┏━━

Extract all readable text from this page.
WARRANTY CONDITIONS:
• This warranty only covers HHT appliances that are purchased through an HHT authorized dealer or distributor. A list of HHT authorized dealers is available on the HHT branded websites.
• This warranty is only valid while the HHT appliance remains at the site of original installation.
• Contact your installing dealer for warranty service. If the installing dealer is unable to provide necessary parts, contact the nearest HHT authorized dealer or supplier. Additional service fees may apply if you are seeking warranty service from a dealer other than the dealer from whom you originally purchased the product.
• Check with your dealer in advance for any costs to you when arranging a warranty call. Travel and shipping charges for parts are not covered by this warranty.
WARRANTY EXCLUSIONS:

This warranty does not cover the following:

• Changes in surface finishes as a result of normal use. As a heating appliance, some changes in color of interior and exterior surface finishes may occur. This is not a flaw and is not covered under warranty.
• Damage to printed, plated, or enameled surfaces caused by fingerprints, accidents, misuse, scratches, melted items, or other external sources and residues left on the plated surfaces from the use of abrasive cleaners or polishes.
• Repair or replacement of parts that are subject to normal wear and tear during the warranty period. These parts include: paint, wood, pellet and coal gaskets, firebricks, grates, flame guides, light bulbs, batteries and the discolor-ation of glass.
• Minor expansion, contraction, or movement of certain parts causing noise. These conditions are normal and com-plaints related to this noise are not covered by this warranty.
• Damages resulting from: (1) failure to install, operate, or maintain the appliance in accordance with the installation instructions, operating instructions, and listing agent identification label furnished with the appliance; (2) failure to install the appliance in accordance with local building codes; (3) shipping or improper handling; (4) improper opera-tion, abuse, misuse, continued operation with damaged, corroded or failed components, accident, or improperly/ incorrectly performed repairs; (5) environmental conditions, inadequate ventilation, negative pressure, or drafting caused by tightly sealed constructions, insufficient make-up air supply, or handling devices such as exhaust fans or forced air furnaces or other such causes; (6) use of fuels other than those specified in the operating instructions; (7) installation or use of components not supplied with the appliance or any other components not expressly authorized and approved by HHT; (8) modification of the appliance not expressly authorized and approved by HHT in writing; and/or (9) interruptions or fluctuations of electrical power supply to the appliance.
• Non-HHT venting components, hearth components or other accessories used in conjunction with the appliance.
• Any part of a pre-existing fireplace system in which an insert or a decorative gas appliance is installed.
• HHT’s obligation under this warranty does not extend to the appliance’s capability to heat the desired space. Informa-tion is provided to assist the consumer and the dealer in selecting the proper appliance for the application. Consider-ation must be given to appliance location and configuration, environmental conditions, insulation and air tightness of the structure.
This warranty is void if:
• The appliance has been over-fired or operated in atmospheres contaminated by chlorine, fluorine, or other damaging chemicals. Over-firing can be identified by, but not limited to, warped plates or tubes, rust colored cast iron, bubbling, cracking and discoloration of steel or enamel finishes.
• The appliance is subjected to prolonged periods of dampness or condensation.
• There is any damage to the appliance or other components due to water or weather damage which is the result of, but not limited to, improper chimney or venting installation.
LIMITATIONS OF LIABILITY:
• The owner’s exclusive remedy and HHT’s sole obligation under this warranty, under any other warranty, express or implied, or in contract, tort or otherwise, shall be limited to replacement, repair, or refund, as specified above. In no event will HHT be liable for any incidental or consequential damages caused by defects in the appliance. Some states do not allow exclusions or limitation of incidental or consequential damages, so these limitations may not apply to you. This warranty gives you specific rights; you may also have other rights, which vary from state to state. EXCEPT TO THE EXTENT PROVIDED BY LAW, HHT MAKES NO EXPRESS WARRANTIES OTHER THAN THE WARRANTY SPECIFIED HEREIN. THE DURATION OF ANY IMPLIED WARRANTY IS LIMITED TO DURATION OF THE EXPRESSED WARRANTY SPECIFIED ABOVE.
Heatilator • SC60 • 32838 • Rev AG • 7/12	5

┗━━
┏━━

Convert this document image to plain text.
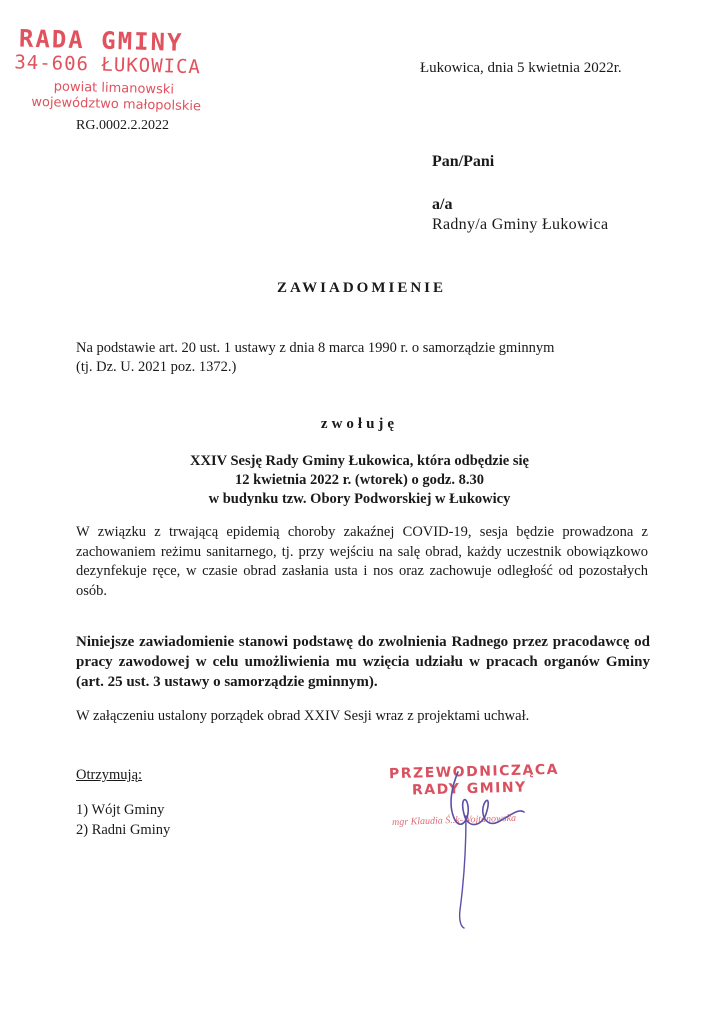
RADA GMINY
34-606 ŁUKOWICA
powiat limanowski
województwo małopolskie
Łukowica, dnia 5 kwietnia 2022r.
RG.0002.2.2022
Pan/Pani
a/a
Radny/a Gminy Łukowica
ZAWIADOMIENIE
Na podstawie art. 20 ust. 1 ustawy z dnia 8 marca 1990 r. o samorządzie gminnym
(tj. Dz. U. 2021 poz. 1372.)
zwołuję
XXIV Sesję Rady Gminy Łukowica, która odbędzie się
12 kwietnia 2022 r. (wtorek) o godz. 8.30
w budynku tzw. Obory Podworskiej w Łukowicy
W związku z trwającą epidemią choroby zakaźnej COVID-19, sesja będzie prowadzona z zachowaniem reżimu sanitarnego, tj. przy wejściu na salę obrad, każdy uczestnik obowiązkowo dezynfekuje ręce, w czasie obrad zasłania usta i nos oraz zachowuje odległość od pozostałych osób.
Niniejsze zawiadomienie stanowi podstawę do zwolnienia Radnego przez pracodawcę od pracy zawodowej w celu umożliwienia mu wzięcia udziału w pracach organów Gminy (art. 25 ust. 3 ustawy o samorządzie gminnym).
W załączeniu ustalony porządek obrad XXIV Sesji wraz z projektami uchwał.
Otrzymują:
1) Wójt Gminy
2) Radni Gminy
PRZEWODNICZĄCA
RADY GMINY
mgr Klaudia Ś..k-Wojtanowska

┗━━
┏━━

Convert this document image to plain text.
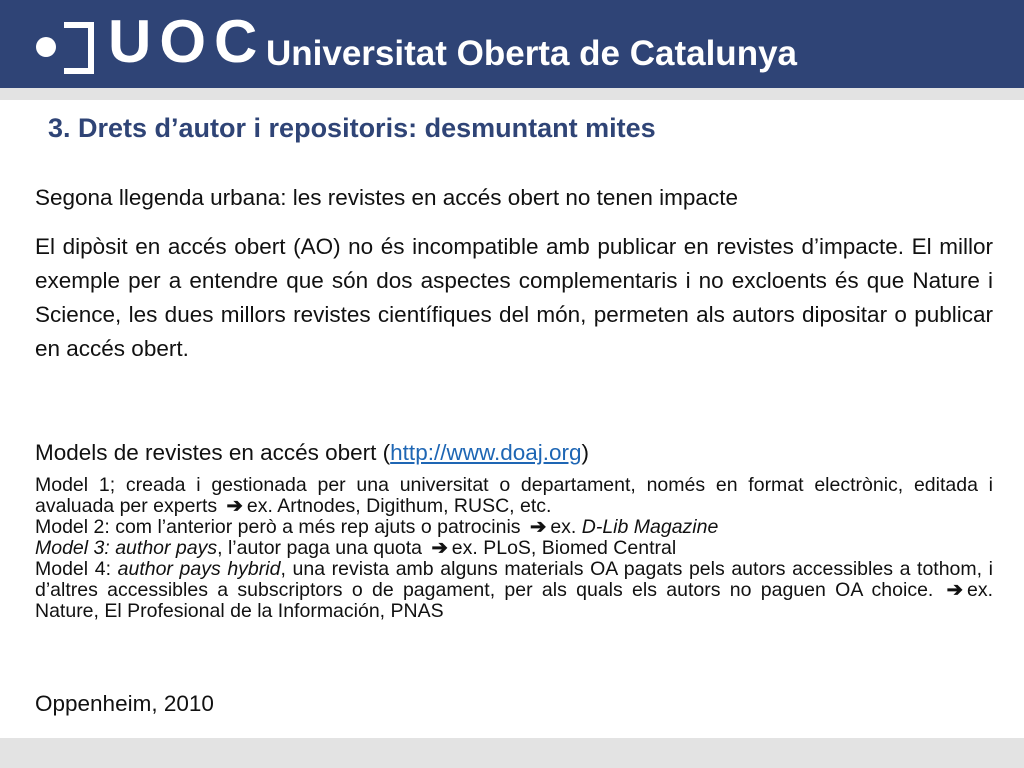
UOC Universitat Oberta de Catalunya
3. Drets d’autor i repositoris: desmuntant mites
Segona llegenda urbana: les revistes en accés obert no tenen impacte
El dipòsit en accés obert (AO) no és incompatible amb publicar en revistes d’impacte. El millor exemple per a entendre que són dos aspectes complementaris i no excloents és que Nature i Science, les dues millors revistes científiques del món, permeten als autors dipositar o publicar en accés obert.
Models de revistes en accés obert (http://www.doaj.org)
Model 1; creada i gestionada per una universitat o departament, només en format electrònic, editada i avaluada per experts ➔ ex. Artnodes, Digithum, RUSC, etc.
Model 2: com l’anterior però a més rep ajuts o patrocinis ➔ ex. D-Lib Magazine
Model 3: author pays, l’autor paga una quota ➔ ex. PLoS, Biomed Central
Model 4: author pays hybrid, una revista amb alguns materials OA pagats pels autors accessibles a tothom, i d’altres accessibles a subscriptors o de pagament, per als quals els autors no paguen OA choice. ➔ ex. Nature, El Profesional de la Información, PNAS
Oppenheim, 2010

┗━━

EXERCISE OBJECTIVE » Select every line in the records above that contains the word "purchased".

SOLUTION »
• This warranty only covers HHT appliances that are purchased through an HHT authorized dealer or distributor. A list of HHT authorized dealers is available on the HHT branded websites.
• Contact your installing dealer for warranty service. If the installing dealer is unable to provide necessary parts, contact the nearest HHT authorized dealer or supplier. Additional service fees may apply if you are seeking warranty service from a dealer other than the dealer from whom you originally purchased the product.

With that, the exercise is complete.